* Tarea asignada
Resume en dos oraciones el texto sobre la Falange y Franco tras la Segunda Guerra Mundial.

* Texto de lectura
┄┄┄┄┄┄┄┄┄┄
Tags: #Política, #Opinión

Juan Carlos I el último Borbón : las mentiras de la monarquía española (4 page)

En la Falange, otro pilar fundamental del Régimen nacido el 18 de julio de 1936, la preocupación institucional ante los acontecimientos exteriores y el adverso resultado de la Segunda Guerra Mundial haría florecer enseguida, entre sus dirigentes, el conocido espíritu numantino patrio y el ferviente deseo colectivo de defender a ultranza, otra vez con las armas si era necesario, la nueva patria «Una, Grande y Libre» renacida de las cenizas de un país devastado por una brutal guerra fratricida entre españoles. Seguirían cerrando filas alrededor del providencial caudillo que los había llevado a la victoria, llevando a feliz término la revolución social y política defendida por su fundador, José Antonio Primo de Rivera, y rompiendo para siempre con una monarquía corrupta y envilecida, rechazada mayoritariamente por el cuerpo social de la nación española.

Fue ésta la teoría que, siquiera parcialmente y dejando de lado sus íntimos deseos sobre el porvenir político español y el papel que podía jugar la monarquía en ellos, abrazaría el déspota español por lo menos hasta que las democracias occidentales y, sobre todo, Estados Unidos, después de la famosa declaración de Potsdam (en la que a pesar de reiterar la exclusión de España de Naciones Unidas no se había propuesto ninguna intervención directa contra Franco) desvelaran sus inmediatos planes sobre el régimen político que él capitaneaba y que, completamente solo después de la destrucción a sangre y fuego de sus socios y correligionarios europeos, se agazapaba, herido de muerte, en la vieja piel de toro ibérica. Además, a Franco no le quedaban muchas otras opciones después de leer el Informe-Propuesta sobre la continuidad de su propio sistema político que su leal asesor y figura política emergente, Luís Carrero Blanco, le había presentado recientemente con carácter confidencial y en el que, entre otras importantes cuestiones, se afirmaba cínicamente «que después de Potsdam no parecía nada probable que Francia o Gran Bretaña favorecieran la implantación del comunismo en España apoyando a los republicanos exiliados» Asimismo, se señalaba con toda rotundidad que la única salida factible para España era «el orden, la unidad y el aguantar la presión exterior e interior apoyándose en una buena acción policial y, si era preciso, en una enérgica represión sin miedo a las críticas».

Ese documento terminaba con una clara negación personal del «donjuanismo» y de su nada deseable presencia en el futuro de nuestra patria.
┄┄┄┄┄┄┄┄┄┄
* Ítems de datos
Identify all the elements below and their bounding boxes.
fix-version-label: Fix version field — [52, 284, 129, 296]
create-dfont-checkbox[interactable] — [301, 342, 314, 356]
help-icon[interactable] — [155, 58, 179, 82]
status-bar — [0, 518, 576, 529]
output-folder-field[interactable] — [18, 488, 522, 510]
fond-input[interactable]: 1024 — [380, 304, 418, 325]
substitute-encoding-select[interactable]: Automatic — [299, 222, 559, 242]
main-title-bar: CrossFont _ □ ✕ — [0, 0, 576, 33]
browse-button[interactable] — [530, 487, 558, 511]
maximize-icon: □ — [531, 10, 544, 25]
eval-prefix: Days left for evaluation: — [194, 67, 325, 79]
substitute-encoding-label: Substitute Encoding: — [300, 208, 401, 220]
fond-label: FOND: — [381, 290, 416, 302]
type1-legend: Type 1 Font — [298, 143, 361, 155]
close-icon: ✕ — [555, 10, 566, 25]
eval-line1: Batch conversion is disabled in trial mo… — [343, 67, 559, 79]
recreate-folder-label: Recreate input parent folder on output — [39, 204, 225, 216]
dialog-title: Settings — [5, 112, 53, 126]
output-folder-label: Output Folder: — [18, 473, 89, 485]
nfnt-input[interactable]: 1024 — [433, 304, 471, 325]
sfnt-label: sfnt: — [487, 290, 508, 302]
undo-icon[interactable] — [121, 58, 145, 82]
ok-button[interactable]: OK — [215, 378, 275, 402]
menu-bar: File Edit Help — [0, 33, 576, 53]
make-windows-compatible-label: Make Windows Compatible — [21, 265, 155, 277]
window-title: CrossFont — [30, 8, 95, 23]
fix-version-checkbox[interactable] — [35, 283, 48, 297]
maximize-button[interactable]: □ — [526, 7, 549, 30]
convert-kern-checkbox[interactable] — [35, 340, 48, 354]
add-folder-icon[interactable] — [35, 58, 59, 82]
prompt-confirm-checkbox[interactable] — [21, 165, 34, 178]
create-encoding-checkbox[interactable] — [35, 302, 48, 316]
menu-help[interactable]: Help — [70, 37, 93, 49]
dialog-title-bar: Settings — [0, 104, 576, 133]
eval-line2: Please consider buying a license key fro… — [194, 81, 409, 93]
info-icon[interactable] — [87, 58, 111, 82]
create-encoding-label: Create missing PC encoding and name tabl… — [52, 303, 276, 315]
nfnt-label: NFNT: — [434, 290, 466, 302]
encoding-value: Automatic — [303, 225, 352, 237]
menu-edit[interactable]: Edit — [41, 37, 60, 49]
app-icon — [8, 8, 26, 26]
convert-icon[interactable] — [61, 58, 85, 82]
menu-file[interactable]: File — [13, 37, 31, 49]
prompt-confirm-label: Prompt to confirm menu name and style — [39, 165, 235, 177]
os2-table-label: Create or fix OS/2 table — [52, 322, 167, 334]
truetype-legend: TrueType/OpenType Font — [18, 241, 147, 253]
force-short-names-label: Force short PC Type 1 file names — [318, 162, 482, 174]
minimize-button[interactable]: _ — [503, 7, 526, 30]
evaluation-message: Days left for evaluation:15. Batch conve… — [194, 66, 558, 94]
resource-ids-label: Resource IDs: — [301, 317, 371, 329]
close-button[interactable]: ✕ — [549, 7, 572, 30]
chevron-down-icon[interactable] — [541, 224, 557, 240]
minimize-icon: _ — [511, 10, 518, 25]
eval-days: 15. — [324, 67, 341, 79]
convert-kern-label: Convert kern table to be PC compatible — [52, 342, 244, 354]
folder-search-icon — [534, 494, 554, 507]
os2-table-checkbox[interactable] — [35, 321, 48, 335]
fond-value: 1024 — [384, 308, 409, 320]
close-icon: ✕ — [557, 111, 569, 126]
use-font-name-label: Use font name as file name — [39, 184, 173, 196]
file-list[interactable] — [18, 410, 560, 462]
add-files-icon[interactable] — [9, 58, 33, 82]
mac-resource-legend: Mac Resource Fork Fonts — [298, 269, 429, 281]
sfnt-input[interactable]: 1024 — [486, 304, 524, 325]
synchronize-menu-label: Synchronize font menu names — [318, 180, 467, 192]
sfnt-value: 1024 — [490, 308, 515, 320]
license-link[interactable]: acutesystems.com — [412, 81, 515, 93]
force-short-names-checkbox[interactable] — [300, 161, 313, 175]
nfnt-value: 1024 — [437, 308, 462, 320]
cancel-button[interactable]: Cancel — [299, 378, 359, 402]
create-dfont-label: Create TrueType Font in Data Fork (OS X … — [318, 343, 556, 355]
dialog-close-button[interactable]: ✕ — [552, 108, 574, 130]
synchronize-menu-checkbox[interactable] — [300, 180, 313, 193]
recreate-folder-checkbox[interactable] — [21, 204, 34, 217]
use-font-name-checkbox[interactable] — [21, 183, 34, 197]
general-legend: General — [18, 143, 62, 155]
┄┄┄┄┄┄┄┄┄┄
* Resultado del ejercicio
Ante el resultado adverso de la Segunda Guerra Mundial, los dirigentes de la Falange quisieron defender a ultranza la nueva patria, incluso con las armas, cerrando filas alrededor de Franco y rompiendo con la monarquía. Franco abrazó esa teoría al menos parcialmente, y no le quedaban muchas otras opciones tras leer el informe confidencial de Luís Carrero Blanco, que señalaba como única salida el orden, la unidad y aguantar la presión con acción policial y represión, y que terminaba negando el «donjuanismo».